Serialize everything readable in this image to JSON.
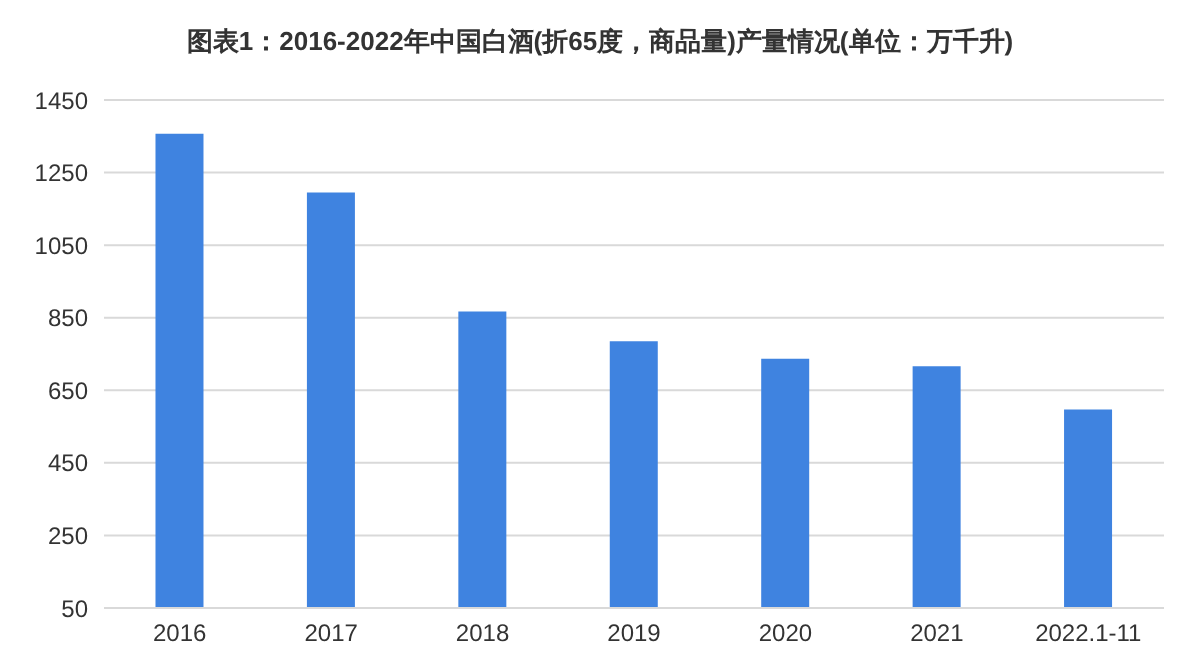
{
  "chart_data": {
    "type": "bar",
    "title": "图表1：2016-2022年中国白酒(折65度，商品量)产量情况(单位：万千升)",
    "categories": [
      "2016",
      "2017",
      "2018",
      "2019",
      "2020",
      "2021",
      "2022.1-11"
    ],
    "values": [
      1357,
      1195,
      867,
      785,
      737,
      716,
      597
    ],
    "color": "#3f83e0",
    "ylim": [
      50,
      1450
    ],
    "yticks": [
      50,
      250,
      450,
      650,
      850,
      1050,
      1250,
      1450
    ],
    "grid": "y"
  }
}
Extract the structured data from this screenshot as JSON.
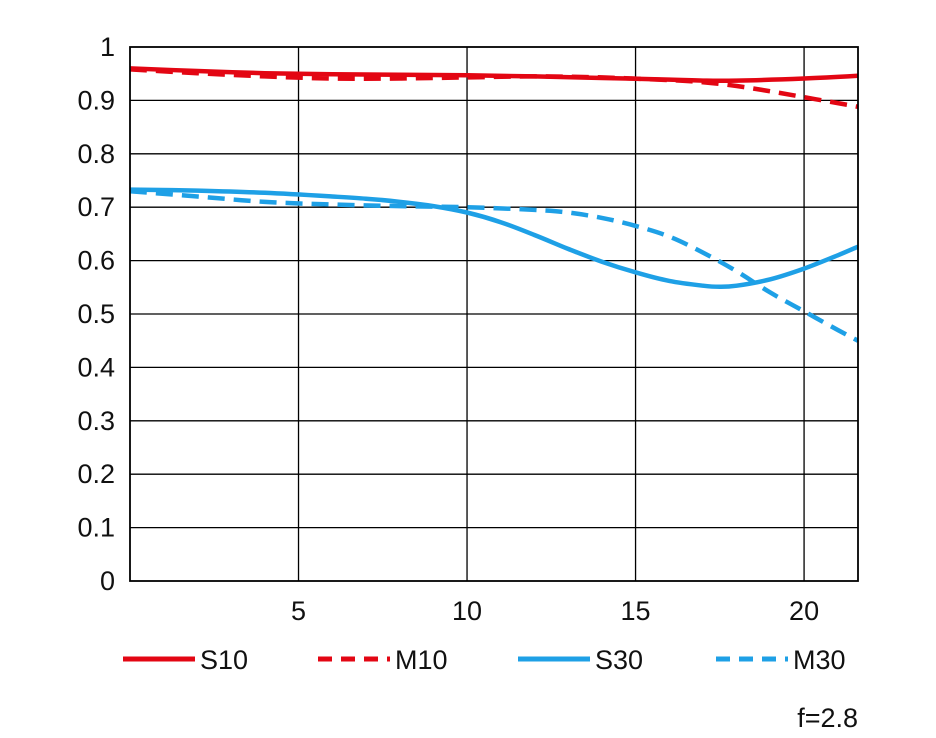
{
  "chart_data": {
    "type": "line",
    "title": "",
    "xlabel": "",
    "ylabel": "",
    "xlim": [
      0,
      21.6
    ],
    "ylim": [
      0,
      1
    ],
    "grid": true,
    "x_ticks": [
      "5",
      "10",
      "15",
      "20"
    ],
    "y_ticks": [
      "0",
      "0.1",
      "0.2",
      "0.3",
      "0.4",
      "0.5",
      "0.6",
      "0.7",
      "0.8",
      "0.9",
      "1"
    ],
    "legend_position": "bottom",
    "annotation": "f=2.8",
    "series": [
      {
        "name": "S10",
        "color": "#e30613",
        "style": "solid",
        "x": [
          0,
          2,
          4,
          6,
          8,
          10,
          12,
          14,
          16,
          17,
          18,
          20,
          21.6
        ],
        "y": [
          0.96,
          0.955,
          0.951,
          0.949,
          0.948,
          0.947,
          0.945,
          0.942,
          0.939,
          0.937,
          0.937,
          0.941,
          0.946
        ]
      },
      {
        "name": "M10",
        "color": "#e30613",
        "style": "dashed",
        "x": [
          0,
          2,
          4,
          6,
          8,
          10,
          12,
          14,
          16,
          17,
          18,
          19,
          20,
          21,
          21.6
        ],
        "y": [
          0.958,
          0.951,
          0.945,
          0.941,
          0.941,
          0.943,
          0.945,
          0.943,
          0.938,
          0.934,
          0.927,
          0.917,
          0.906,
          0.895,
          0.888
        ]
      },
      {
        "name": "S30",
        "color": "#1ea0e6",
        "style": "solid",
        "x": [
          0,
          2,
          4,
          6,
          7,
          8,
          9,
          10,
          11,
          12,
          13,
          14,
          15,
          16,
          17,
          17.5,
          18,
          19,
          20,
          21,
          21.6
        ],
        "y": [
          0.733,
          0.731,
          0.727,
          0.72,
          0.716,
          0.71,
          0.702,
          0.69,
          0.672,
          0.648,
          0.622,
          0.598,
          0.578,
          0.562,
          0.553,
          0.551,
          0.553,
          0.565,
          0.585,
          0.61,
          0.626
        ]
      },
      {
        "name": "M30",
        "color": "#1ea0e6",
        "style": "dashed",
        "x": [
          0,
          2,
          4,
          6,
          8,
          10,
          12,
          13,
          14,
          15,
          16,
          17,
          18,
          19,
          20,
          21,
          21.6
        ],
        "y": [
          0.73,
          0.72,
          0.71,
          0.705,
          0.702,
          0.7,
          0.695,
          0.69,
          0.68,
          0.665,
          0.645,
          0.615,
          0.58,
          0.54,
          0.505,
          0.47,
          0.45
        ]
      }
    ]
  }
}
════════════════════
• What you will do:
Copy out every line in the listing where the word "JSON" appears.

• Exercise output:
Serialize everything readable in this image to JSON.
Extract the structured data from this screenshot as JSON.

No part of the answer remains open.